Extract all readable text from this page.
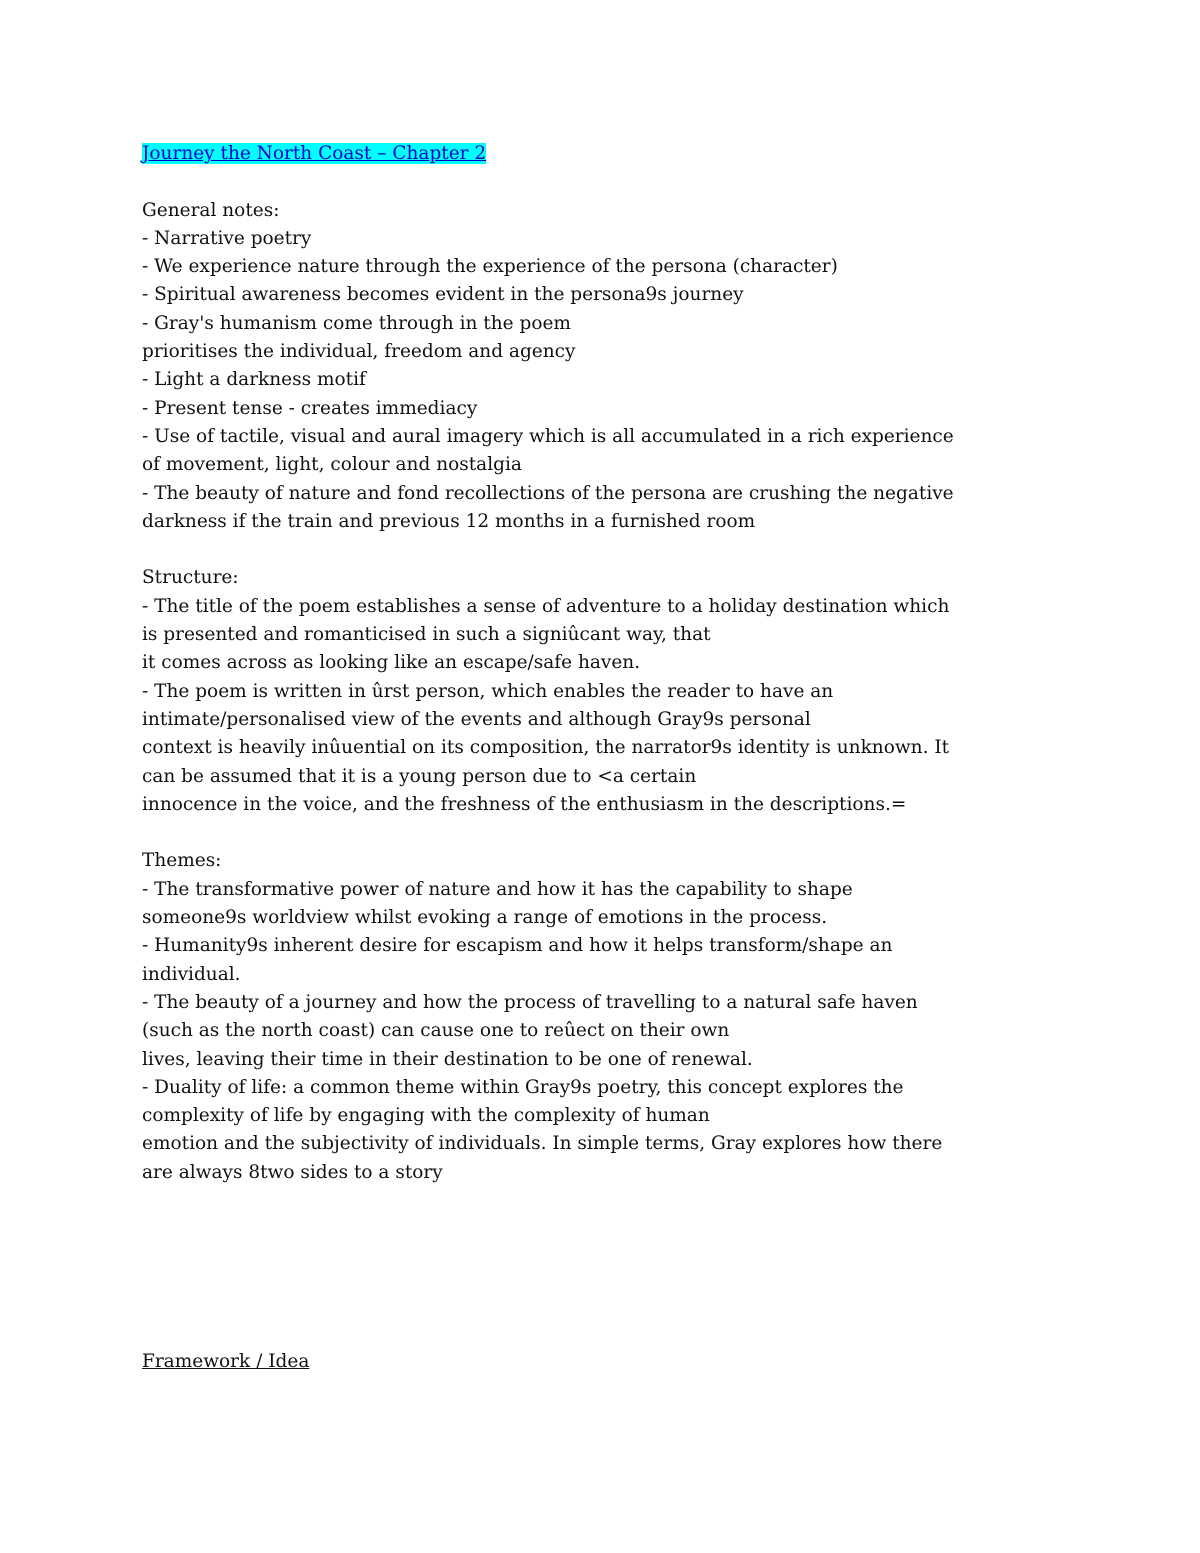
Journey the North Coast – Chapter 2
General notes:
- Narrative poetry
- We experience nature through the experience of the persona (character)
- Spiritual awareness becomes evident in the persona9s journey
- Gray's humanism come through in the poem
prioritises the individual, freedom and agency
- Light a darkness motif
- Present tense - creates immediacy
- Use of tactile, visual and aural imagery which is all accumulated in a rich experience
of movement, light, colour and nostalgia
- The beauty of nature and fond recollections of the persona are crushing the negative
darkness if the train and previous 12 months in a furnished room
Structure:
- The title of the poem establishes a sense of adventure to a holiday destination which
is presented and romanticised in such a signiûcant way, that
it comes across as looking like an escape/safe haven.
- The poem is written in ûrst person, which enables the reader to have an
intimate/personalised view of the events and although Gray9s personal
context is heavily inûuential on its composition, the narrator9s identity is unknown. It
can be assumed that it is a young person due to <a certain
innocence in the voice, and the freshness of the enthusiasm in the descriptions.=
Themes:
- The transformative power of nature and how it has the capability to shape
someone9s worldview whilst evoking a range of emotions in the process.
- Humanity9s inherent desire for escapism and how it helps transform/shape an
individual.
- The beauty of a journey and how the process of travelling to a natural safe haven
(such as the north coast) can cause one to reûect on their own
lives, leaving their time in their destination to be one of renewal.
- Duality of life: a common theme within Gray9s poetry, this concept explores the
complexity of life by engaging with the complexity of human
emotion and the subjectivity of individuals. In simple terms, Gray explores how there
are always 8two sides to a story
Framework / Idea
---
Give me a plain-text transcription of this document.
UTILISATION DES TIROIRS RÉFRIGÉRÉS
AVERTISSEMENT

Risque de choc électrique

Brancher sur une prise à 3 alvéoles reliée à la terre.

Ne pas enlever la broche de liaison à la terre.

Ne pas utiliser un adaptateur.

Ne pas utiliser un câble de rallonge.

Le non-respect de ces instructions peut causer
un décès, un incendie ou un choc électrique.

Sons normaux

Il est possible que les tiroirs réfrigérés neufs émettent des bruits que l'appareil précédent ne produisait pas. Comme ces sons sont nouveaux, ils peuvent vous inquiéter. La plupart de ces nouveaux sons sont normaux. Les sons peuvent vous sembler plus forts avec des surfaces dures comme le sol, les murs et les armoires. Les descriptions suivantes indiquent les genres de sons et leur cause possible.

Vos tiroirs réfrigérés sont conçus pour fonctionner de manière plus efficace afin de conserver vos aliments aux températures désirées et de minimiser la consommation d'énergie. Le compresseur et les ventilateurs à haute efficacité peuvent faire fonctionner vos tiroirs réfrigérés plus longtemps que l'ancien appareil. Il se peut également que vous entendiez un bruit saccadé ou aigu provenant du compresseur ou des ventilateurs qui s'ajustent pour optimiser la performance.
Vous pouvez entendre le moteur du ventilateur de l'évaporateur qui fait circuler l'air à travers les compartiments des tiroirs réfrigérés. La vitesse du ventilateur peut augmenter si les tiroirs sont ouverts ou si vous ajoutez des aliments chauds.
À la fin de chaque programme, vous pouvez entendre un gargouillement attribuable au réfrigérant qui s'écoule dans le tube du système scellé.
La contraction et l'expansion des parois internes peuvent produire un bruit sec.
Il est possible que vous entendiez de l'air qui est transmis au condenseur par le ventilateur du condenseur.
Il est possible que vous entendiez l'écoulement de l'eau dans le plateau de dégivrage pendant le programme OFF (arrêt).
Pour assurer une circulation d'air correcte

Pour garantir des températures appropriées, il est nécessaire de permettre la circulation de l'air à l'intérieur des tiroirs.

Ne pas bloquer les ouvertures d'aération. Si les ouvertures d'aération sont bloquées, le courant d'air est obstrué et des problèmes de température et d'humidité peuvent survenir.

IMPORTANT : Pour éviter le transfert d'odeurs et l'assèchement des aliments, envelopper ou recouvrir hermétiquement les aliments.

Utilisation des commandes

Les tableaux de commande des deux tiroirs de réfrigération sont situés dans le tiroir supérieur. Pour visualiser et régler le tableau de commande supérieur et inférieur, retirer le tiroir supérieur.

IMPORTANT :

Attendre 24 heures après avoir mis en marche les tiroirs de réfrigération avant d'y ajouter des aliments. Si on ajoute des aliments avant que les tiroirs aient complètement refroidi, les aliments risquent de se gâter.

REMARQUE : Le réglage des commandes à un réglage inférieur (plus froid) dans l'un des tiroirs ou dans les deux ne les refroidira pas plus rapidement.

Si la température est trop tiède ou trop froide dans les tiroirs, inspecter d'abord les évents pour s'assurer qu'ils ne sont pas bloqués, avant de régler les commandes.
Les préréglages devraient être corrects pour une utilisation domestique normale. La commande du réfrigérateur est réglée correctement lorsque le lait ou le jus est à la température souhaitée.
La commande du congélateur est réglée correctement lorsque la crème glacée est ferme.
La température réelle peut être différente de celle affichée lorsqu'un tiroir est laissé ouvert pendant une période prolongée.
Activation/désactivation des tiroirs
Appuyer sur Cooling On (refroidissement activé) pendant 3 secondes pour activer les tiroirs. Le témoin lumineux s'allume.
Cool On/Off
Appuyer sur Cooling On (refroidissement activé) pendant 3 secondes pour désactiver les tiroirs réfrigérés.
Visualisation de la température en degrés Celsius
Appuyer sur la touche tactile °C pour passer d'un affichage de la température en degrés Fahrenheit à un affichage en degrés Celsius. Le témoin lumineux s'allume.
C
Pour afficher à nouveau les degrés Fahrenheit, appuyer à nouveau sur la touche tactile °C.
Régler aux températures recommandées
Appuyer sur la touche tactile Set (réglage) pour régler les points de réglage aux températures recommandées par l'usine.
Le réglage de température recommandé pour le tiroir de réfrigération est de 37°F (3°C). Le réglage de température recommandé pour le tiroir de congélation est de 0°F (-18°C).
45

◆ Goal
Copy all lines from the entries that contain the word "entendiez".

◆ Task output
Vos tiroirs réfrigérés sont conçus pour fonctionner de manière plus efficace afin de conserver vos aliments aux températures désirées et de minimiser la consommation d'énergie. Le compresseur et les ventilateurs à haute efficacité peuvent faire fonctionner vos tiroirs réfrigérés plus longtemps que l'ancien appareil. Il se peut également que vous entendiez un bruit saccadé ou aigu provenant du compresseur ou des ventilateurs qui s'ajustent pour optimiser la performance.
Il est possible que vous entendiez de l'air qui est transmis au condenseur par le ventilateur du condenseur.
Il est possible que vous entendiez l'écoulement de l'eau dans le plateau de dégivrage pendant le programme OFF (arrêt).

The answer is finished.